Begin DATASET ENTRIES
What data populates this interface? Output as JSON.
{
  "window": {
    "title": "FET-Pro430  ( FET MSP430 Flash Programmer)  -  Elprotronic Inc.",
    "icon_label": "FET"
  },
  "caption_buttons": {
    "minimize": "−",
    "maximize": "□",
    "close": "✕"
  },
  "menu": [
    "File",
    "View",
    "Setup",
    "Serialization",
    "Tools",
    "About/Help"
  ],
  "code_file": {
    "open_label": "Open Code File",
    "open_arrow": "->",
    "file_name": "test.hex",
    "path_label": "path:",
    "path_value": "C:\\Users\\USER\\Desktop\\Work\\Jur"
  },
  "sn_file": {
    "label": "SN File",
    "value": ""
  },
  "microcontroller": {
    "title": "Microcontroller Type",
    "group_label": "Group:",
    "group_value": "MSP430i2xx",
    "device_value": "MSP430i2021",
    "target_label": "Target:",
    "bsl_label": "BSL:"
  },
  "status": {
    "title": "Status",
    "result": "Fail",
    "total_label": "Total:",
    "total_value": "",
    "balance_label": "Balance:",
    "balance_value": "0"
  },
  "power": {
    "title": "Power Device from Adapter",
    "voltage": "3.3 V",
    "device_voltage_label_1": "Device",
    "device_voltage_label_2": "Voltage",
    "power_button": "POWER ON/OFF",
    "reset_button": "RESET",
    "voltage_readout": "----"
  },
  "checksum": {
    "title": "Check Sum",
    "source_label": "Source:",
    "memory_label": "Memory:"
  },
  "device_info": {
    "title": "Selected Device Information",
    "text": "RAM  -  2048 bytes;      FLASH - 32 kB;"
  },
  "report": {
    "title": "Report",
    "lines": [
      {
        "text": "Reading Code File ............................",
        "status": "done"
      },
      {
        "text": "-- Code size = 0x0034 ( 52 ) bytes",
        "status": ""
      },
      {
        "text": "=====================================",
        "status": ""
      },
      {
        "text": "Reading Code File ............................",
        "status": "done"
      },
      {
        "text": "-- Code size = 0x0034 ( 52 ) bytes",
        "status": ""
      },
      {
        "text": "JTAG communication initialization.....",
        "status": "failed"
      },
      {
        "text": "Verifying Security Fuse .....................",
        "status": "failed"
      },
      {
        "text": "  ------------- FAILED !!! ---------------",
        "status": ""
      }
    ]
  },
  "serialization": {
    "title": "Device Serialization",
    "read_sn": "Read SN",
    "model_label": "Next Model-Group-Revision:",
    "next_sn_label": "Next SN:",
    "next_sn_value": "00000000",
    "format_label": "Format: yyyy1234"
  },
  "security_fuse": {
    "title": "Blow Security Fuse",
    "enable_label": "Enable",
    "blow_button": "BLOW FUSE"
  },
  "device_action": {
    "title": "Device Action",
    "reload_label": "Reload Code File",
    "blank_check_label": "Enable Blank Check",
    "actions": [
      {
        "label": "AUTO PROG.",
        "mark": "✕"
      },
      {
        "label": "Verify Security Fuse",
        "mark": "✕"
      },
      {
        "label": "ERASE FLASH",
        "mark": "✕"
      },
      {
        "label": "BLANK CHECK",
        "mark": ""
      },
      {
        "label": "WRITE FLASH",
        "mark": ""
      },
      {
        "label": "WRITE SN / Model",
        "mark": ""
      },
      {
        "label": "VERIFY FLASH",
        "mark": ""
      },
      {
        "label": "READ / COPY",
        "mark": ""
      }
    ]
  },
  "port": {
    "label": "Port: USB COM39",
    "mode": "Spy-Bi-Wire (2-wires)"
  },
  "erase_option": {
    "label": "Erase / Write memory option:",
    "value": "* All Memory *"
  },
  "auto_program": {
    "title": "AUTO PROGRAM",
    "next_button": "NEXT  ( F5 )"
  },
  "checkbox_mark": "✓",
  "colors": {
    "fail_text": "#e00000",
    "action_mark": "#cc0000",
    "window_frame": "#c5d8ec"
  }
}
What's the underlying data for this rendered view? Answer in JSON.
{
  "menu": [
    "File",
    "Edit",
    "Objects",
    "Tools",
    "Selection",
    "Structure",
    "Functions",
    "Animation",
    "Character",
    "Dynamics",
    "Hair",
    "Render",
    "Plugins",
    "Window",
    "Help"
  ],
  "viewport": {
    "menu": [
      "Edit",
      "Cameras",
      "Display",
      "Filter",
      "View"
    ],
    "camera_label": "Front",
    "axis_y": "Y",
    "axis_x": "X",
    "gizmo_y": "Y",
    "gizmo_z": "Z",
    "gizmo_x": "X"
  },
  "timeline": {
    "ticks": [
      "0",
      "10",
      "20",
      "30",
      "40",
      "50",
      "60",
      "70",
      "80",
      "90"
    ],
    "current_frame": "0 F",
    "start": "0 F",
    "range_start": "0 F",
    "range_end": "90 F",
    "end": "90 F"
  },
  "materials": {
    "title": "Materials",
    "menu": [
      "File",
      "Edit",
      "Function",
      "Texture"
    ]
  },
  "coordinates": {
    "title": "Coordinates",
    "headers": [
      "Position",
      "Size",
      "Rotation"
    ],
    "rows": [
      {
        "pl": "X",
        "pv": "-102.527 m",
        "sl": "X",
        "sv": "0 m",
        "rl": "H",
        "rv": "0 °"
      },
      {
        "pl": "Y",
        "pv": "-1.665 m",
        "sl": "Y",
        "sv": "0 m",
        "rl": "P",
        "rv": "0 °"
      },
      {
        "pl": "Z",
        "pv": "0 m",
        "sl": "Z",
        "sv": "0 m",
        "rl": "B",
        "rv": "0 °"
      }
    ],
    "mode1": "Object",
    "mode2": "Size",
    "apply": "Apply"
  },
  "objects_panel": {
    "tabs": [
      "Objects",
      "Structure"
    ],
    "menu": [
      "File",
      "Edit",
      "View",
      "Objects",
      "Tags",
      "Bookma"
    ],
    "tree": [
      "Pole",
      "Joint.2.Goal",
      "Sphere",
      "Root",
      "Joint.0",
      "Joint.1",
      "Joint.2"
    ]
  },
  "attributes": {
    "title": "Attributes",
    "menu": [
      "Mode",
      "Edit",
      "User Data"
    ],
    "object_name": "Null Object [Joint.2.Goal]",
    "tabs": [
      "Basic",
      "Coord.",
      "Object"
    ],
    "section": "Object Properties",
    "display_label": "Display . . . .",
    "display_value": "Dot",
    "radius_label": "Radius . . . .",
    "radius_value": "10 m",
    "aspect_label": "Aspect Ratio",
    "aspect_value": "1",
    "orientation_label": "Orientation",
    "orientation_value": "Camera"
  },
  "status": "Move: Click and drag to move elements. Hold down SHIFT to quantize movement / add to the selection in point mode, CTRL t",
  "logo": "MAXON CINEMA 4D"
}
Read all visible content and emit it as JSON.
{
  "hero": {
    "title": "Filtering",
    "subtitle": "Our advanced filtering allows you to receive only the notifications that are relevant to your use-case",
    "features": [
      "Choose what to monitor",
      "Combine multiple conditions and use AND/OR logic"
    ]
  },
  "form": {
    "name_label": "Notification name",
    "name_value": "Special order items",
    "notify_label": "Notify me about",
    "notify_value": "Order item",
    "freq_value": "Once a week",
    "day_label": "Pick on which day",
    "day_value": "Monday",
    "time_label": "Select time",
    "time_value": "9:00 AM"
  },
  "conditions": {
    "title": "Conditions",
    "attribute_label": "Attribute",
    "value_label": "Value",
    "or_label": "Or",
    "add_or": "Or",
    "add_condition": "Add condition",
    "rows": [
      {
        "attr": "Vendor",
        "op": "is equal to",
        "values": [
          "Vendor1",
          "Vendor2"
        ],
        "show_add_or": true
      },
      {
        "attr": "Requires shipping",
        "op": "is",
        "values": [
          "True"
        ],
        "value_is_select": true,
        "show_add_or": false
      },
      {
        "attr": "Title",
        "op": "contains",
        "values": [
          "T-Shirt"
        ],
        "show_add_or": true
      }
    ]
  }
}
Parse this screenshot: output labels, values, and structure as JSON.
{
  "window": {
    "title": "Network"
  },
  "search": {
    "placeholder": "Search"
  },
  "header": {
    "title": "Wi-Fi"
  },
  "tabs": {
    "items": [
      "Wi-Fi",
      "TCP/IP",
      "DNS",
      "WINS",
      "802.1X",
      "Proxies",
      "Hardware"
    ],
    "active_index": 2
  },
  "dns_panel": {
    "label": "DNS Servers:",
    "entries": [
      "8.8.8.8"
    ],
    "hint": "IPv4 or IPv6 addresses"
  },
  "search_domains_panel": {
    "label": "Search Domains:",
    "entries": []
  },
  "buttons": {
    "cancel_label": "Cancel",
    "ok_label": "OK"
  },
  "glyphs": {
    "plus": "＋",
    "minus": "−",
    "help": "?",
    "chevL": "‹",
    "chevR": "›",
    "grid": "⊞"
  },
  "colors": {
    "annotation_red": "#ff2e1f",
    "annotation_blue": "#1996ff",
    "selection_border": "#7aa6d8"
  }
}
End DATASET ENTRIES
§ WHAT YOU NEED TO DO
Go through the entries above and count the lines containing the word "Joint"; give only that count.

§ RESPONSE TO THE TASK
5